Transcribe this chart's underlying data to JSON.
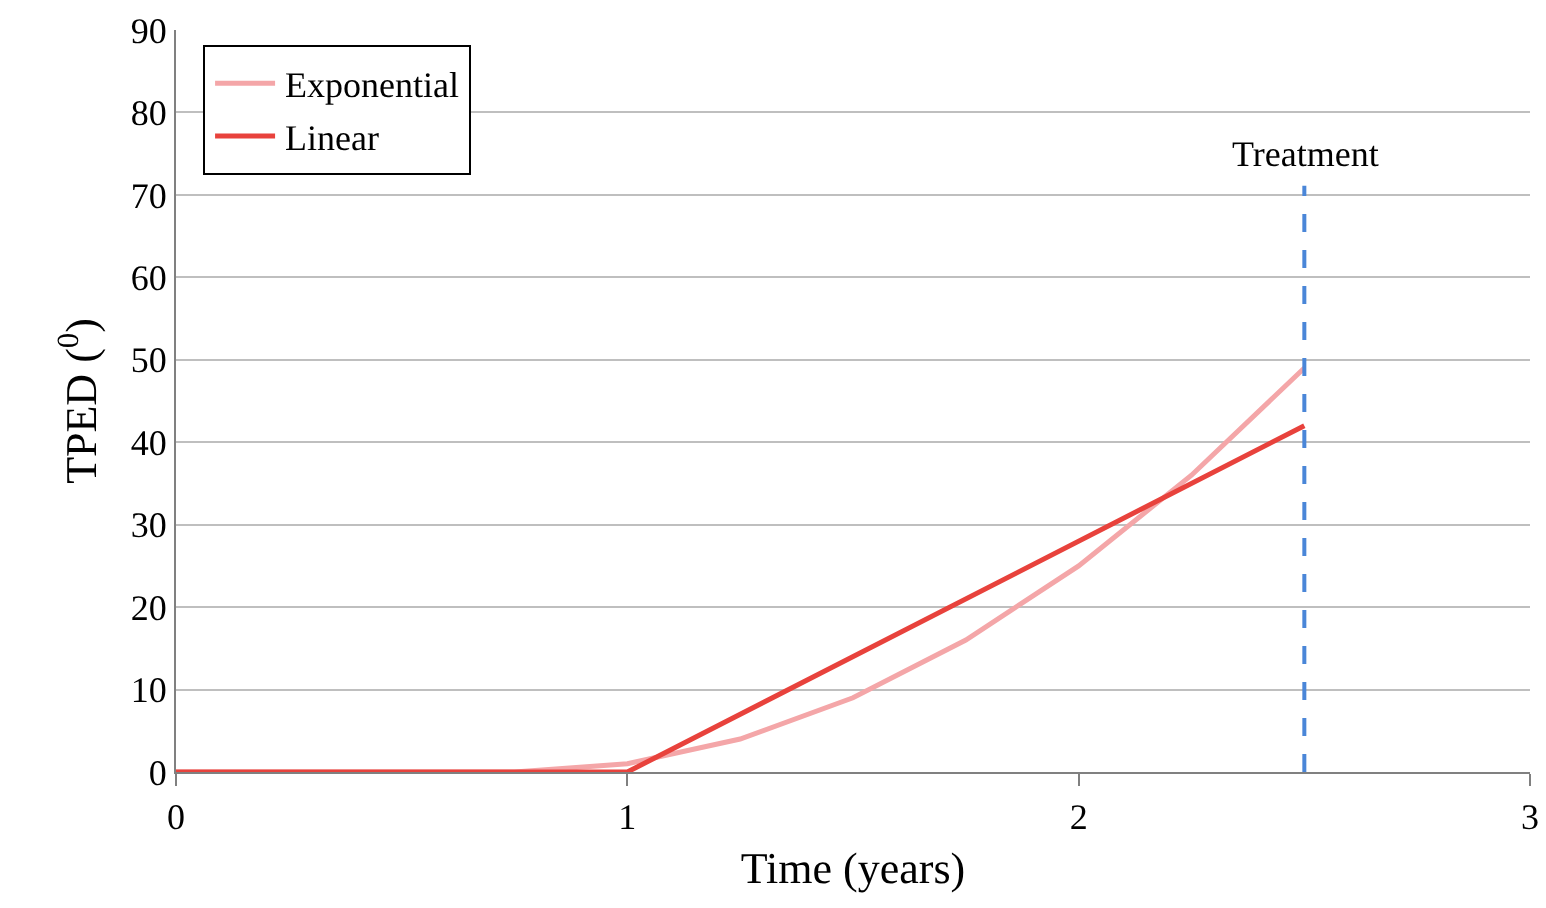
{
  "chart_data": {
    "type": "line",
    "xlabel": "Time (years)",
    "ylabel": "TPED ($^{0}$)",
    "x": [
      0,
      0.25,
      0.5,
      0.75,
      1,
      1.25,
      1.5,
      1.75,
      2,
      2.25,
      2.5
    ],
    "series": [
      {
        "name": "Exponential",
        "color": "#f4a6a8",
        "values": [
          0,
          0,
          0,
          0,
          1,
          4,
          9,
          16,
          25,
          36,
          49
        ]
      },
      {
        "name": "Linear",
        "color": "#e8423c",
        "x": [
          0,
          1,
          2.5
        ],
        "values": [
          0,
          0,
          42
        ]
      }
    ],
    "xlim": [
      0,
      3
    ],
    "xticks": [
      0,
      1,
      2,
      3
    ],
    "ylim": [
      0,
      90
    ],
    "yticks": [
      0,
      10,
      20,
      30,
      40,
      50,
      60,
      70,
      80,
      90
    ],
    "ref_lines": [
      {
        "axis": "x",
        "value": 2.5,
        "label": "Treatment",
        "color": "#4a86d8",
        "line_style": "dashed"
      }
    ],
    "grid": "y",
    "legend": "top left",
    "marker": "none",
    "line_style": "solid"
  }
}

···

#### Exercise brief:
Transcribe the records above verbatim. Do not carry over any picture.

#### Answer to this problem:
Transcribe this chart's underlying data to JSON.
{
  "chart_data": {
    "type": "line",
    "xlabel": "Time (years)",
    "ylabel": "TPED ($^{0}$)",
    "x": [
      0,
      0.25,
      0.5,
      0.75,
      1,
      1.25,
      1.5,
      1.75,
      2,
      2.25,
      2.5
    ],
    "series": [
      {
        "name": "Exponential",
        "color": "#f4a6a8",
        "values": [
          0,
          0,
          0,
          0,
          1,
          4,
          9,
          16,
          25,
          36,
          49
        ]
      },
      {
        "name": "Linear",
        "color": "#e8423c",
        "x": [
          0,
          1,
          2.5
        ],
        "values": [
          0,
          0,
          42
        ]
      }
    ],
    "xlim": [
      0,
      3
    ],
    "xticks": [
      0,
      1,
      2,
      3
    ],
    "ylim": [
      0,
      90
    ],
    "yticks": [
      0,
      10,
      20,
      30,
      40,
      50,
      60,
      70,
      80,
      90
    ],
    "ref_lines": [
      {
        "axis": "x",
        "value": 2.5,
        "label": "Treatment",
        "color": "#4a86d8",
        "line_style": "dashed"
      }
    ],
    "grid": "y",
    "legend": "top left",
    "marker": "none",
    "line_style": "solid"
  }
}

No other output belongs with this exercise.